> [Working data]:
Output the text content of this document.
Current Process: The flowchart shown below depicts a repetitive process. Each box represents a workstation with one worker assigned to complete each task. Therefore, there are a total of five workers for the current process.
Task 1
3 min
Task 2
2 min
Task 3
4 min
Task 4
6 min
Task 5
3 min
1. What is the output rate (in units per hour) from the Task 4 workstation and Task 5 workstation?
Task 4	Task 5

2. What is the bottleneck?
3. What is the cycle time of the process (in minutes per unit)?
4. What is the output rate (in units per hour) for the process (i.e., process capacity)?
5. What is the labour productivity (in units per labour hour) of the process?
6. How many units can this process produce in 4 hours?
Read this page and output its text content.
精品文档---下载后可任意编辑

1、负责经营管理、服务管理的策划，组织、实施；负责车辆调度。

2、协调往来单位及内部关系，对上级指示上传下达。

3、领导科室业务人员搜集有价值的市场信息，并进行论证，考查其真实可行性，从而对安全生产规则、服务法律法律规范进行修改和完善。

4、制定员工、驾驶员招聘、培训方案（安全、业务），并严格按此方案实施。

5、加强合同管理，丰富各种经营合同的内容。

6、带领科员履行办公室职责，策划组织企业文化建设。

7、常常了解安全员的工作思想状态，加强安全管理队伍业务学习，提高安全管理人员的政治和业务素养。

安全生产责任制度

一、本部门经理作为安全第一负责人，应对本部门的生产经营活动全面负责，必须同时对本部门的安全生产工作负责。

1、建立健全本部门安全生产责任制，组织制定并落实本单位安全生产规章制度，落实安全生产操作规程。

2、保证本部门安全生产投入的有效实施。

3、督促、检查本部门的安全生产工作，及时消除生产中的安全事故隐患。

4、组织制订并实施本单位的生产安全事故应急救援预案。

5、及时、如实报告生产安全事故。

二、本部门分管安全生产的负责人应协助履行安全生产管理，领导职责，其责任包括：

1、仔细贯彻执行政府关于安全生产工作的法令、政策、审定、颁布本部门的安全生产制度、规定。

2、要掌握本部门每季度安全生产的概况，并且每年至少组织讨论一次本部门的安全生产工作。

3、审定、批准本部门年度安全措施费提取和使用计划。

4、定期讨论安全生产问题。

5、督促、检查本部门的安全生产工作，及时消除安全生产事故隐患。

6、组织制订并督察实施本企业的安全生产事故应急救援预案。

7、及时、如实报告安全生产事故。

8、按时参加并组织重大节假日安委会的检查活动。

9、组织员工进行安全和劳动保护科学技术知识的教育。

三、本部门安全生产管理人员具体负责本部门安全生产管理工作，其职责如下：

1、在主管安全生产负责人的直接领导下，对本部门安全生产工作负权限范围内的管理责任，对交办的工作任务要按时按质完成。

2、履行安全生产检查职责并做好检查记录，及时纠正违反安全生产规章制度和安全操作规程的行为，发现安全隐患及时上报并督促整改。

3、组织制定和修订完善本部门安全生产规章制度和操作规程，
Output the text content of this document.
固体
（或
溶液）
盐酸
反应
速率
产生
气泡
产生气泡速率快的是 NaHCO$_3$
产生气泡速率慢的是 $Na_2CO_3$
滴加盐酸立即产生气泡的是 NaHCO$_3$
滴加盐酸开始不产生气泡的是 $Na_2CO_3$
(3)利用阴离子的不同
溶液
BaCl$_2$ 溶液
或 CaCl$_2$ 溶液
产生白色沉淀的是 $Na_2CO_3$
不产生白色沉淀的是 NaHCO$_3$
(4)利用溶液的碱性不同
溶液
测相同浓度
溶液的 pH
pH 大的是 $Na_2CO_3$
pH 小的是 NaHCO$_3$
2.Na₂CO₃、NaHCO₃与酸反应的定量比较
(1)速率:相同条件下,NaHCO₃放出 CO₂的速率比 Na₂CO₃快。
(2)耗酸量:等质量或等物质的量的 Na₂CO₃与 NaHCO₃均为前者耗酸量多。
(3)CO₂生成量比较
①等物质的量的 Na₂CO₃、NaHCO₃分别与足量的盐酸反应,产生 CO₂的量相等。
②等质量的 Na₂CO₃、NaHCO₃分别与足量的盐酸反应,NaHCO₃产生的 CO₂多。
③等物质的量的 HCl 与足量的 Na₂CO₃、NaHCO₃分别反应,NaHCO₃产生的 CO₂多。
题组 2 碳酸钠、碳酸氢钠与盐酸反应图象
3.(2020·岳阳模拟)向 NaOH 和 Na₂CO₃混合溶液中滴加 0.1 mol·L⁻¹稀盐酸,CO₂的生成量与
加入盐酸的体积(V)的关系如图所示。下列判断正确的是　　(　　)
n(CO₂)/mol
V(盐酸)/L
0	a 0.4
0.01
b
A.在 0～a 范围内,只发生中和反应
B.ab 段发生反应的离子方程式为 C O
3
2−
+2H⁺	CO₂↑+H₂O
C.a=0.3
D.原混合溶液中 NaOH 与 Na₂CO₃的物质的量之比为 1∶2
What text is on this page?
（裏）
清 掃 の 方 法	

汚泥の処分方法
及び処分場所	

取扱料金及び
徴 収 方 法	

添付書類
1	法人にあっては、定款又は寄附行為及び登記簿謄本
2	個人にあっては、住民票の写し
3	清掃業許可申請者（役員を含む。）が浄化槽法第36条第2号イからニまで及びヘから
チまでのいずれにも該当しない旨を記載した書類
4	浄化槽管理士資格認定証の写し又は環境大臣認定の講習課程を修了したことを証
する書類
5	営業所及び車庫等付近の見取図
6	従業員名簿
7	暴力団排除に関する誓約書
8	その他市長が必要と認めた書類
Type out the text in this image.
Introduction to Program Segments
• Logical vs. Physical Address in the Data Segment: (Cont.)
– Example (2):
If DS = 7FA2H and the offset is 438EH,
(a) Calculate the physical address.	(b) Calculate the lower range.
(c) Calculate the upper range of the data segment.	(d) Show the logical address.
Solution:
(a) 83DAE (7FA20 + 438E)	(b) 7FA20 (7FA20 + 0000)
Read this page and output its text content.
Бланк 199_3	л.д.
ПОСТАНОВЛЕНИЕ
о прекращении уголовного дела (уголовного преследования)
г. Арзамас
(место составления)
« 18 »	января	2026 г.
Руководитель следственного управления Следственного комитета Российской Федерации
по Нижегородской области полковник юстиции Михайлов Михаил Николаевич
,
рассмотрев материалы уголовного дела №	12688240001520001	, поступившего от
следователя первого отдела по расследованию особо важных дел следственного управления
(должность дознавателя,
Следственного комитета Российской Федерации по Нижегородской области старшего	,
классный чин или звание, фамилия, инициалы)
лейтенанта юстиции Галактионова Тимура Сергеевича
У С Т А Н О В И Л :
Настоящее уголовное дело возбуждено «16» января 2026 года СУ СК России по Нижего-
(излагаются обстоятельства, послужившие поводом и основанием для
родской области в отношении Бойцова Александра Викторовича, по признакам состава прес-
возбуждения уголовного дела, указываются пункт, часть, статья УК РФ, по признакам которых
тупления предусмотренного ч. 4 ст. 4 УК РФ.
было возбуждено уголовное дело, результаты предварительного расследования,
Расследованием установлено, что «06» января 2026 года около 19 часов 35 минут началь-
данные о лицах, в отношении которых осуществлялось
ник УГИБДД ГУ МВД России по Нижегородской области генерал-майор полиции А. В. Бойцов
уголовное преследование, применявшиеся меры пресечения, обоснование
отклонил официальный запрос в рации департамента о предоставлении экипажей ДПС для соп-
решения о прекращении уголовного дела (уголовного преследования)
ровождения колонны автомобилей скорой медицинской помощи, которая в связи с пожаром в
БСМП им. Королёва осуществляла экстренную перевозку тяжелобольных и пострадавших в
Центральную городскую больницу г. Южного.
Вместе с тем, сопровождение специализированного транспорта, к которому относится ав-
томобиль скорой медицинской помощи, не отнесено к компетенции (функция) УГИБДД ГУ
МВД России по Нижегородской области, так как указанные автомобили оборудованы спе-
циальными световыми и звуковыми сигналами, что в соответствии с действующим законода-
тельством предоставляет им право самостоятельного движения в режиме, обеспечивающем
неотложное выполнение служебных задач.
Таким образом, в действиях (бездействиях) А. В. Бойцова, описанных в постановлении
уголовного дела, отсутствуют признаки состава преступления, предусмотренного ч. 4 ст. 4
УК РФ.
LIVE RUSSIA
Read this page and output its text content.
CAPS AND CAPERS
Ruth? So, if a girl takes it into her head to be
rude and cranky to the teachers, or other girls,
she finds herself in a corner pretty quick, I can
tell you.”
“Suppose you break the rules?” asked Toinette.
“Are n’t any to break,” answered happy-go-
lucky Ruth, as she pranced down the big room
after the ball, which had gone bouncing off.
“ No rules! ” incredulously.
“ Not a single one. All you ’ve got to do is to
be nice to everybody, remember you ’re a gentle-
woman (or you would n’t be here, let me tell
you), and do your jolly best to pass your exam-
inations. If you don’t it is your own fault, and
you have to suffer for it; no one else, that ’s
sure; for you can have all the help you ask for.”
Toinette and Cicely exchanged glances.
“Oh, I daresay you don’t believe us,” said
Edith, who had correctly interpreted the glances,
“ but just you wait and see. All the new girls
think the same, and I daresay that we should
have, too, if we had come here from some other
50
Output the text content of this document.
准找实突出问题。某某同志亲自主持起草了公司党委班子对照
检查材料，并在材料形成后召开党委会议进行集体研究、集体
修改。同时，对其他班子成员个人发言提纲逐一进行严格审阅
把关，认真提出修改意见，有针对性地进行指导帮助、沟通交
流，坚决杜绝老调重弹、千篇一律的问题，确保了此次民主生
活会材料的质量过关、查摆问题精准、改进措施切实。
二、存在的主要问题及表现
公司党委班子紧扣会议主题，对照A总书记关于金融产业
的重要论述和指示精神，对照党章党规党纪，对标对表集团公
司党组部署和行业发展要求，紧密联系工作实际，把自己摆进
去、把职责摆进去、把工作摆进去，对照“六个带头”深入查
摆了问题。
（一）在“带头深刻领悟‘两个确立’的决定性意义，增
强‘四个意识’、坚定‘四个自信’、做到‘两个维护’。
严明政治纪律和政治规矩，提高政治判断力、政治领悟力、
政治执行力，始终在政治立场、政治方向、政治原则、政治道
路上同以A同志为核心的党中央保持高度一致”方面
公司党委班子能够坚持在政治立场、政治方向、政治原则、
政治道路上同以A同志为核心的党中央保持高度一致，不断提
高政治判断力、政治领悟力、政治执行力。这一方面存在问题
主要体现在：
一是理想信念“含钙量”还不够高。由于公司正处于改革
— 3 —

> [Stated task]: Search the preceding listing for the word "медицинской" and pull out every line that holds it.

> [Solution to this problem]:
ровождения колонны автомобилей скорой медицинской помощи, которая в связи с пожаром в
томобиль скорой медицинской помощи, не отнесено к компетенции (функция) УГИБДД ГУ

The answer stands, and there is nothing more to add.